§ **Input**
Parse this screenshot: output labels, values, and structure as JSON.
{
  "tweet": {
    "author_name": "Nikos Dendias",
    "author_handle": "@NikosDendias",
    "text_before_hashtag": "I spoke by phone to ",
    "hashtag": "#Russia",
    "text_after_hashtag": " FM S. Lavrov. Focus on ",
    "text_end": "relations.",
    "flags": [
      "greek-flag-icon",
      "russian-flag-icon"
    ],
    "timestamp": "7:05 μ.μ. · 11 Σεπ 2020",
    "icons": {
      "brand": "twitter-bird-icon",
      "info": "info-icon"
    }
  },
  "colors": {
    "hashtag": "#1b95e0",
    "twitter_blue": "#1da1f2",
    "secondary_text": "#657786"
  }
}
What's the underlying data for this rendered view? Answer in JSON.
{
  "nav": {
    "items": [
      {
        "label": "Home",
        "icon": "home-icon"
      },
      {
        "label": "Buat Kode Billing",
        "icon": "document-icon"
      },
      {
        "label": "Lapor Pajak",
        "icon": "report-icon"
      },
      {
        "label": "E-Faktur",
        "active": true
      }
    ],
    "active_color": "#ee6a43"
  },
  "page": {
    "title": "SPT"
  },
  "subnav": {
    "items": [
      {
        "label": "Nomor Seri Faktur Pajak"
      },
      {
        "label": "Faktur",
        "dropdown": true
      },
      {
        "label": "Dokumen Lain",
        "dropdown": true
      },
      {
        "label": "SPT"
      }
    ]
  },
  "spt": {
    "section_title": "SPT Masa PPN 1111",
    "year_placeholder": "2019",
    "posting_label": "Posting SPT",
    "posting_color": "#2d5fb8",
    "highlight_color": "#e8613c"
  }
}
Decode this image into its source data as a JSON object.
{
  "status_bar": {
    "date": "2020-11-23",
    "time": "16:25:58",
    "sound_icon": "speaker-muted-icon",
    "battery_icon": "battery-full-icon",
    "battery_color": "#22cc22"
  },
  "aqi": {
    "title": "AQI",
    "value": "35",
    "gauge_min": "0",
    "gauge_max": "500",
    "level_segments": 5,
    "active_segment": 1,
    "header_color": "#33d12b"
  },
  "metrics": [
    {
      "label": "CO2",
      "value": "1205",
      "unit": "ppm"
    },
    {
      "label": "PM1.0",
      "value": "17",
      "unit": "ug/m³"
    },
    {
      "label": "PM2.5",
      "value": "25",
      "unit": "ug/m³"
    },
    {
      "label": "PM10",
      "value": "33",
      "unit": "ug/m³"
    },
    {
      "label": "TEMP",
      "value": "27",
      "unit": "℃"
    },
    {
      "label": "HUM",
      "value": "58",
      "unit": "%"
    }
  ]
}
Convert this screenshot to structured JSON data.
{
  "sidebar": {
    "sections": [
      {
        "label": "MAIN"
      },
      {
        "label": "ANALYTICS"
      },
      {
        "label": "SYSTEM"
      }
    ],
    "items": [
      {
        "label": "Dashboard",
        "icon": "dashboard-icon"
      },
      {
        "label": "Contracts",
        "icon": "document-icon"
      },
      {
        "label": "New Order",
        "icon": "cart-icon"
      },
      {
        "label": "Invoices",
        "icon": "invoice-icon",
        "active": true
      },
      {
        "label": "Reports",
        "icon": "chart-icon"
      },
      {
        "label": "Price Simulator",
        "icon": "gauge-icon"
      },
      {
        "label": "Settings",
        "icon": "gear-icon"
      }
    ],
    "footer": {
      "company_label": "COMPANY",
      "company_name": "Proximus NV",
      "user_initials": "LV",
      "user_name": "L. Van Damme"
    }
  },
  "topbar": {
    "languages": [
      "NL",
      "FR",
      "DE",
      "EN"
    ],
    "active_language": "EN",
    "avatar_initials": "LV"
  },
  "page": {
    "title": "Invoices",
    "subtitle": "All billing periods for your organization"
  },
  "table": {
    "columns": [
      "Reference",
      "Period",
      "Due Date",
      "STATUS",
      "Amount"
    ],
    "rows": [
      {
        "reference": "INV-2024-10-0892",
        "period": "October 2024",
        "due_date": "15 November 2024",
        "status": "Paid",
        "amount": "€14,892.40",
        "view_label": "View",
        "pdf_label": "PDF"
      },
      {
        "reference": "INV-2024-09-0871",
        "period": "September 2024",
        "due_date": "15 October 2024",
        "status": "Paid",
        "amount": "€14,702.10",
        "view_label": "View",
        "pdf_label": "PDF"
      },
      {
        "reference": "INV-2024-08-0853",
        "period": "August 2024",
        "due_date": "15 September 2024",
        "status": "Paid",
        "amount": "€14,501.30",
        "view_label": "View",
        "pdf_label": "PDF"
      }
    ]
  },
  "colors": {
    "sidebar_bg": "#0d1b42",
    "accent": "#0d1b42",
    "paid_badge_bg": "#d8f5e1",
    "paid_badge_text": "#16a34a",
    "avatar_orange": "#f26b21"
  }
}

§ **Prompt**
Every record above should be copied exactly.

§ **The completed task**
Parse this screenshot: output labels, values, and structure as JSON.
{
  "tweet": {
    "author_name": "Nikos Dendias",
    "author_handle": "@NikosDendias",
    "text_before_hashtag": "I spoke by phone to ",
    "hashtag": "#Russia",
    "text_after_hashtag": " FM S. Lavrov. Focus on ",
    "text_end": "relations.",
    "flags": [
      "greek-flag-icon",
      "russian-flag-icon"
    ],
    "timestamp": "7:05 μ.μ. · 11 Σεπ 2020",
    "icons": {
      "brand": "twitter-bird-icon",
      "info": "info-icon"
    }
  },
  "colors": {
    "hashtag": "#1b95e0",
    "twitter_blue": "#1da1f2",
    "secondary_text": "#657786"
  }
}
What's the underlying data for this rendered view? Answer in JSON.
{
  "nav": {
    "items": [
      {
        "label": "Home",
        "icon": "home-icon"
      },
      {
        "label": "Buat Kode Billing",
        "icon": "document-icon"
      },
      {
        "label": "Lapor Pajak",
        "icon": "report-icon"
      },
      {
        "label": "E-Faktur",
        "active": true
      }
    ],
    "active_color": "#ee6a43"
  },
  "page": {
    "title": "SPT"
  },
  "subnav": {
    "items": [
      {
        "label": "Nomor Seri Faktur Pajak"
      },
      {
        "label": "Faktur",
        "dropdown": true
      },
      {
        "label": "Dokumen Lain",
        "dropdown": true
      },
      {
        "label": "SPT"
      }
    ]
  },
  "spt": {
    "section_title": "SPT Masa PPN 1111",
    "year_placeholder": "2019",
    "posting_label": "Posting SPT",
    "posting_color": "#2d5fb8",
    "highlight_color": "#e8613c"
  }
}
Decode this image into its source data as a JSON object.
{
  "status_bar": {
    "date": "2020-11-23",
    "time": "16:25:58",
    "sound_icon": "speaker-muted-icon",
    "battery_icon": "battery-full-icon",
    "battery_color": "#22cc22"
  },
  "aqi": {
    "title": "AQI",
    "value": "35",
    "gauge_min": "0",
    "gauge_max": "500",
    "level_segments": 5,
    "active_segment": 1,
    "header_color": "#33d12b"
  },
  "metrics": [
    {
      "label": "CO2",
      "value": "1205",
      "unit": "ppm"
    },
    {
      "label": "PM1.0",
      "value": "17",
      "unit": "ug/m³"
    },
    {
      "label": "PM2.5",
      "value": "25",
      "unit": "ug/m³"
    },
    {
      "label": "PM10",
      "value": "33",
      "unit": "ug/m³"
    },
    {
      "label": "TEMP",
      "value": "27",
      "unit": "℃"
    },
    {
      "label": "HUM",
      "value": "58",
      "unit": "%"
    }
  ]
}
Convert this screenshot to structured JSON data.
{
  "sidebar": {
    "sections": [
      {
        "label": "MAIN"
      },
      {
        "label": "ANALYTICS"
      },
      {
        "label": "SYSTEM"
      }
    ],
    "items": [
      {
        "label": "Dashboard",
        "icon": "dashboard-icon"
      },
      {
        "label": "Contracts",
        "icon": "document-icon"
      },
      {
        "label": "New Order",
        "icon": "cart-icon"
      },
      {
        "label": "Invoices",
        "icon": "invoice-icon",
        "active": true
      },
      {
        "label": "Reports",
        "icon": "chart-icon"
      },
      {
        "label": "Price Simulator",
        "icon": "gauge-icon"
      },
      {
        "label": "Settings",
        "icon": "gear-icon"
      }
    ],
    "footer": {
      "company_label": "COMPANY",
      "company_name": "Proximus NV",
      "user_initials": "LV",
      "user_name": "L. Van Damme"
    }
  },
  "topbar": {
    "languages": [
      "NL",
      "FR",
      "DE",
      "EN"
    ],
    "active_language": "EN",
    "avatar_initials": "LV"
  },
  "page": {
    "title": "Invoices",
    "subtitle": "All billing periods for your organization"
  },
  "table": {
    "columns": [
      "Reference",
      "Period",
      "Due Date",
      "STATUS",
      "Amount"
    ],
    "rows": [
      {
        "reference": "INV-2024-10-0892",
        "period": "October 2024",
        "due_date": "15 November 2024",
        "status": "Paid",
        "amount": "€14,892.40",
        "view_label": "View",
        "pdf_label": "PDF"
      },
      {
        "reference": "INV-2024-09-0871",
        "period": "September 2024",
        "due_date": "15 October 2024",
        "status": "Paid",
        "amount": "€14,702.10",
        "view_label": "View",
        "pdf_label": "PDF"
      },
      {
        "reference": "INV-2024-08-0853",
        "period": "August 2024",
        "due_date": "15 September 2024",
        "status": "Paid",
        "amount": "€14,501.30",
        "view_label": "View",
        "pdf_label": "PDF"
      }
    ]
  },
  "colors": {
    "sidebar_bg": "#0d1b42",
    "accent": "#0d1b42",
    "paid_badge_bg": "#d8f5e1",
    "paid_badge_text": "#16a34a",
    "avatar_orange": "#f26b21"
  }
}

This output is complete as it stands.